Pull every line of the entries that has the word "managerial".

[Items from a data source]
[start]
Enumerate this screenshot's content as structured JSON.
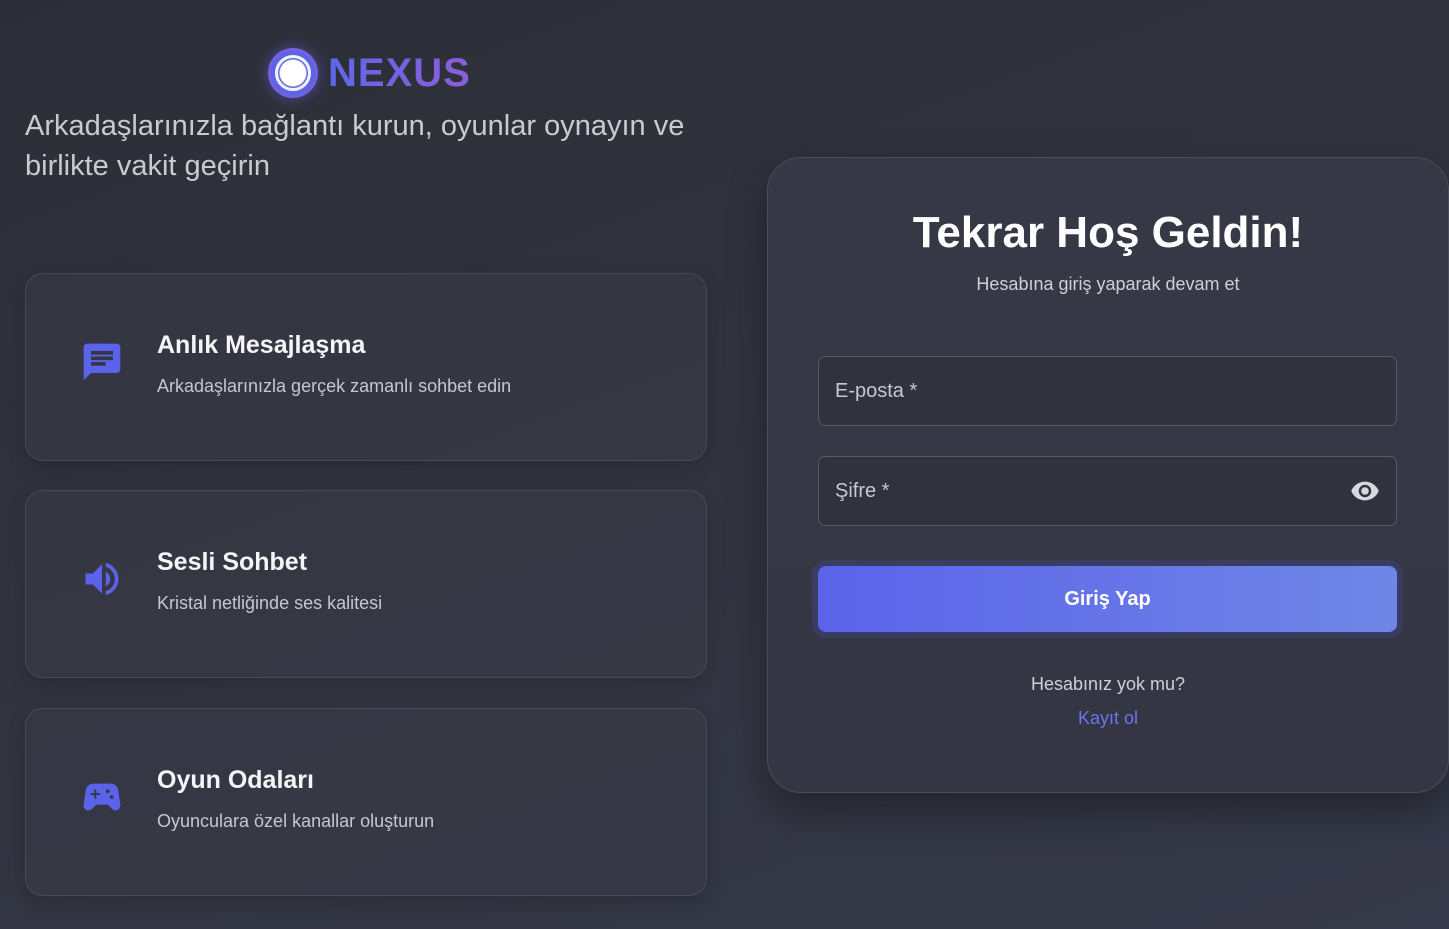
{
  "brand": {
    "name": "NEXUS",
    "tagline": "Arkadaşlarınızla bağlantı kurun, oyunlar oynayın ve birlikte vakit geçirin"
  },
  "features": [
    {
      "icon": "chat-message-icon",
      "title": "Anlık Mesajlaşma",
      "description": "Arkadaşlarınızla gerçek zamanlı sohbet edin"
    },
    {
      "icon": "speaker-volume-icon",
      "title": "Sesli Sohbet",
      "description": "Kristal netliğinde ses kalitesi"
    },
    {
      "icon": "gamepad-icon",
      "title": "Oyun Odaları",
      "description": "Oyunculara özel kanallar oluşturun"
    }
  ],
  "login": {
    "title": "Tekrar Hoş Geldin!",
    "subtitle": "Hesabına giriş yaparak devam et",
    "email_placeholder": "E-posta *",
    "password_placeholder": "Şifre *",
    "submit_label": "Giriş Yap",
    "no_account_text": "Hesabınız yok mu?",
    "register_label": "Kayıt ol"
  },
  "colors": {
    "accent": "#5b63ea",
    "accent_light": "#6f86e6",
    "link": "#6d73f2",
    "background": "#31333e",
    "card": "#363846"
  }
}
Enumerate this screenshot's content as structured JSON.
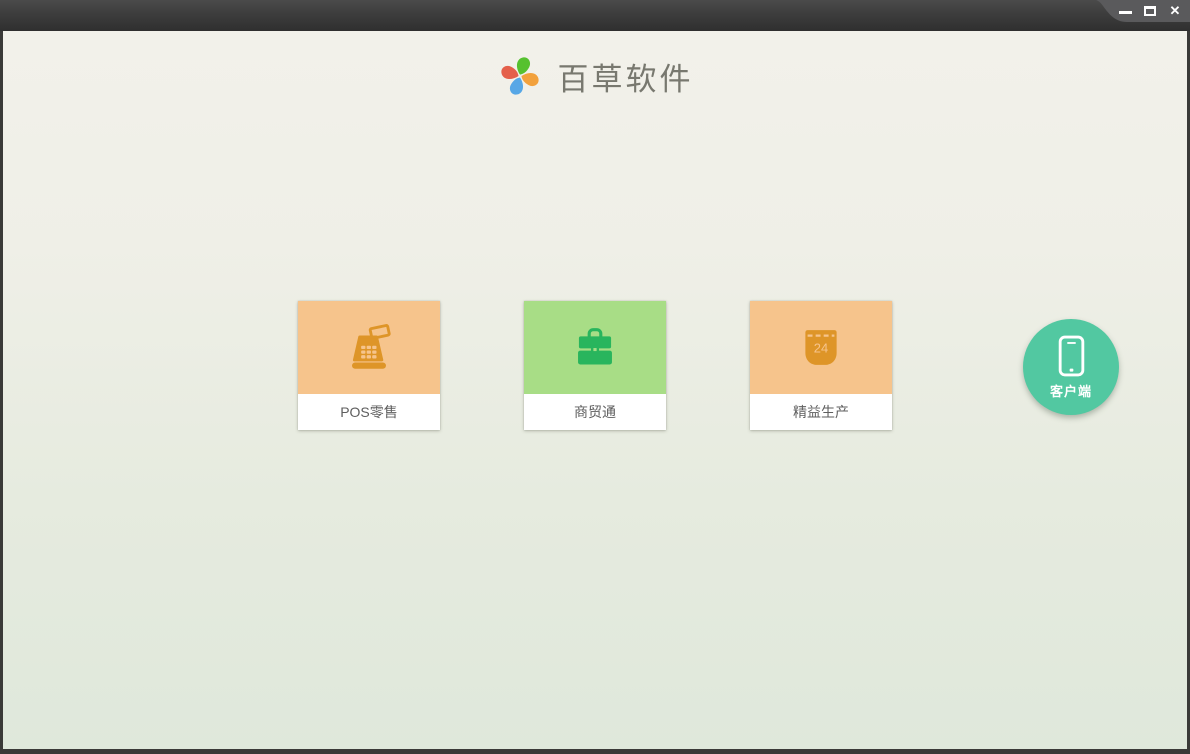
{
  "window": {
    "titlebar_color": "#3a3a3a",
    "frame_color": "#3a3a38",
    "controls": {
      "minimize_icon": "minimize",
      "maximize_icon": "maximize",
      "close_icon": "close",
      "close_glyph": "✕"
    }
  },
  "header": {
    "app_title": "百草软件",
    "logo": {
      "icon": "pinwheel-logo",
      "colors": {
        "green": "#56c12f",
        "orange": "#f2a13c",
        "blue": "#57a7e6",
        "red": "#e4604b"
      }
    }
  },
  "background": {
    "top": "#f2f1ea",
    "bottom": "#dfe8db"
  },
  "products": [
    {
      "label": "POS零售",
      "icon": "cash-register-icon",
      "tile_bg": "#f6c48c",
      "icon_color": "#de9528"
    },
    {
      "label": "商贸通",
      "icon": "briefcase-icon",
      "tile_bg": "#a8dd86",
      "icon_color": "#29b55d"
    },
    {
      "label": "精益生产",
      "icon": "calendar-icon",
      "tile_bg": "#f6c48c",
      "icon_color": "#de9528",
      "calendar_day": "24"
    }
  ],
  "client_button": {
    "label": "客户端",
    "icon": "smartphone-icon",
    "bg": "#52c8a1"
  }
}
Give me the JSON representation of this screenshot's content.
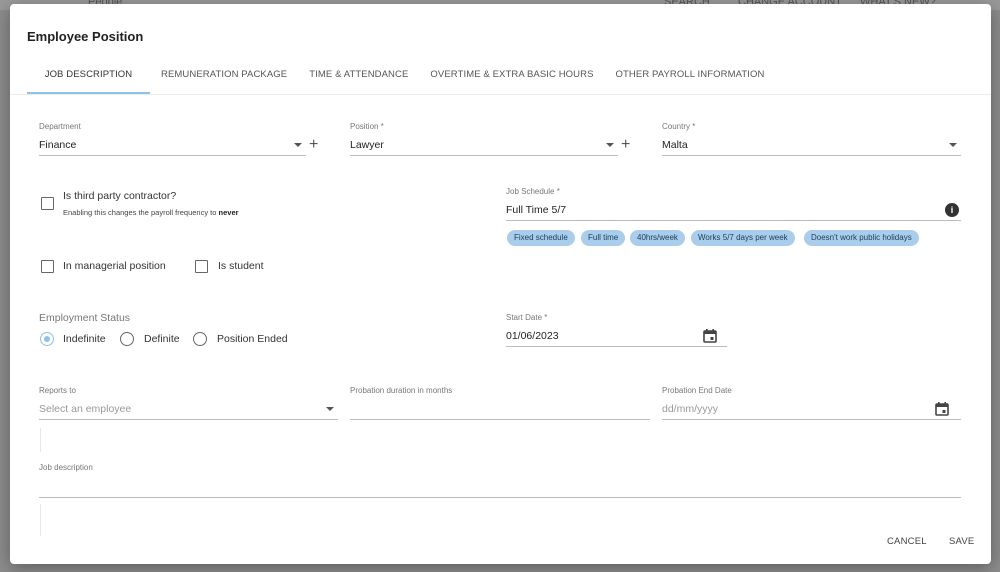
{
  "background": {
    "items": [
      "People",
      "SEARCH",
      "CHANGE ACCOUNT",
      "WHAT'S NEW?"
    ]
  },
  "dialog": {
    "title": "Employee Position",
    "tabs": [
      {
        "label": "JOB DESCRIPTION",
        "active": true
      },
      {
        "label": "REMUNERATION PACKAGE",
        "active": false
      },
      {
        "label": "TIME & ATTENDANCE",
        "active": false
      },
      {
        "label": "OVERTIME & EXTRA BASIC HOURS",
        "active": false
      },
      {
        "label": "OTHER PAYROLL INFORMATION",
        "active": false
      }
    ],
    "department": {
      "label": "Department",
      "value": "Finance"
    },
    "position": {
      "label": "Position *",
      "value": "Lawyer"
    },
    "country": {
      "label": "Country *",
      "value": "Malta"
    },
    "third_party": {
      "label": "Is third party contractor?",
      "hint_prefix": "Enabling this changes the payroll frequency to",
      "hint_bold": "never",
      "checked": false
    },
    "job_schedule": {
      "label": "Job Schedule *",
      "value": "Full Time 5/7",
      "tags": [
        "Fixed schedule",
        "Full time",
        "40hrs/week",
        "Works 5/7 days per week",
        "Doesn't work public holidays"
      ]
    },
    "managerial": {
      "label": "In managerial position",
      "checked": false
    },
    "student": {
      "label": "Is student",
      "checked": false
    },
    "employment_status": {
      "label": "Employment Status",
      "options": [
        "Indefinite",
        "Definite",
        "Position Ended"
      ],
      "selected": "Indefinite"
    },
    "start_date": {
      "label": "Start Date *",
      "value": "01/06/2023"
    },
    "reports_to": {
      "label": "Reports to",
      "placeholder": "Select an employee"
    },
    "probation_duration": {
      "label": "Probation duration in months",
      "value": ""
    },
    "probation_end": {
      "label": "Probation End Date",
      "placeholder": "dd/mm/yyyy"
    },
    "job_description": {
      "label": "Job description",
      "value": ""
    },
    "actions": {
      "cancel": "CANCEL",
      "save": "SAVE"
    }
  },
  "colors": {
    "accent": "#90c2e6",
    "chip_bg": "#a9cdea",
    "overlay": "#8d8d8d"
  }
}
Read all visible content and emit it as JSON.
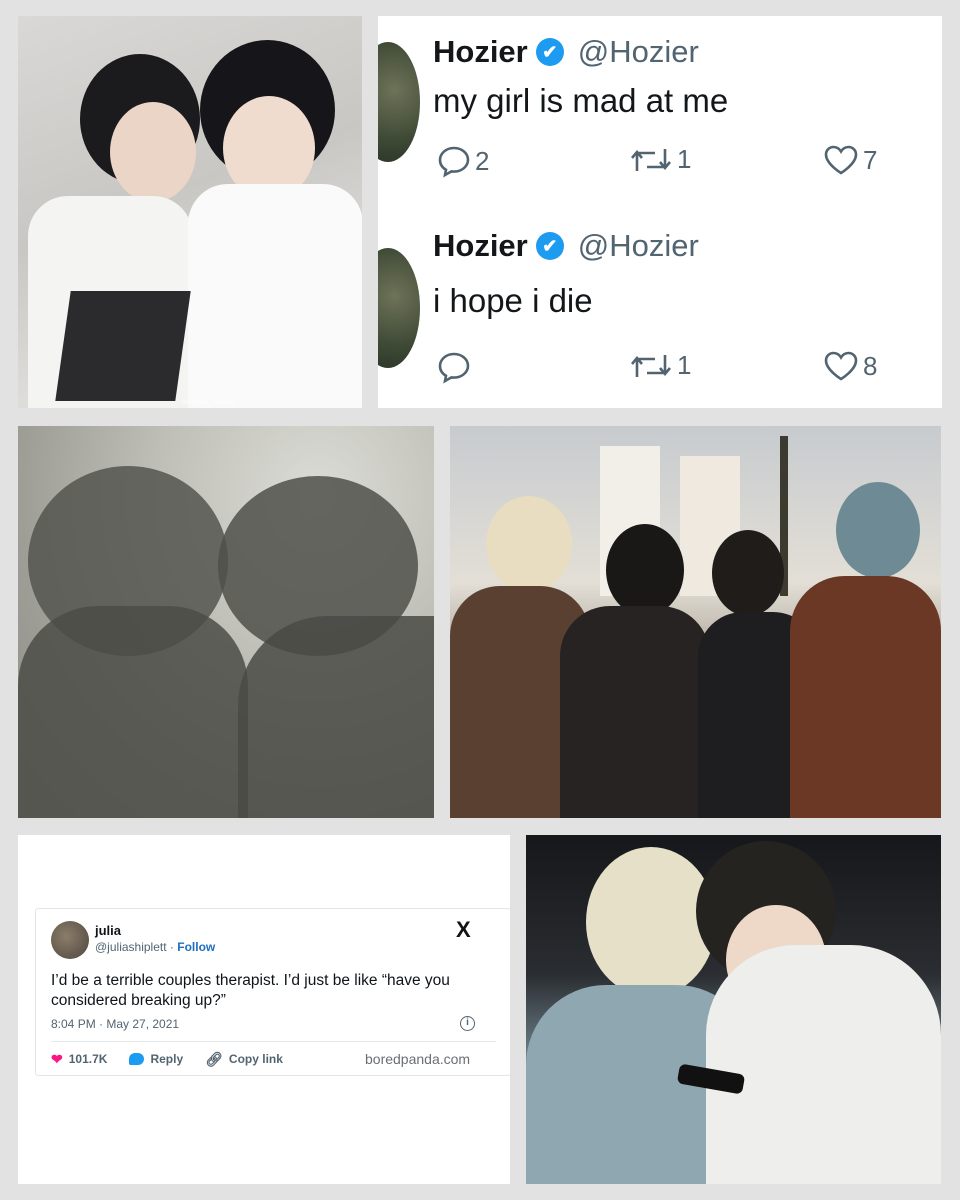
{
  "hozier_tweets": [
    {
      "name": "Hozier",
      "verified_mark": "✔",
      "handle": "@Hozier",
      "text": "my girl is mad at me",
      "replies": "2",
      "retweets": "1",
      "likes": "7"
    },
    {
      "name": "Hozier",
      "verified_mark": "✔",
      "handle": "@Hozier",
      "text": "i hope i die",
      "replies": "",
      "retweets": "1",
      "likes": "8"
    }
  ],
  "julia_tweet": {
    "name": "julia",
    "handle": "@juliashiplett",
    "separator": "·",
    "follow_label": "Follow",
    "x_logo": "X",
    "text": "I’d be a terrible couples therapist. I’d just be like “have you considered breaking up?”",
    "timestamp": "8:04 PM · May 27, 2021",
    "info_glyph": "i",
    "likes": "101.7K",
    "reply_label": "Reply",
    "copy_link_label": "Copy link",
    "source": "boredpanda.com"
  },
  "icons": {
    "reply": "speech-bubble-icon",
    "retweet": "retweet-icon",
    "like": "heart-icon",
    "verified": "verified-badge-icon"
  },
  "colors": {
    "twitter_blue": "#1d9bf0",
    "like_pink": "#f91880",
    "text_primary": "#14171a",
    "text_secondary": "#536471",
    "page_background": "#e2e2e2"
  },
  "watermark": "fee@rose_chenhee"
}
[end]
THE OUTPUT
    "managerial": {
      "label": "In managerial position",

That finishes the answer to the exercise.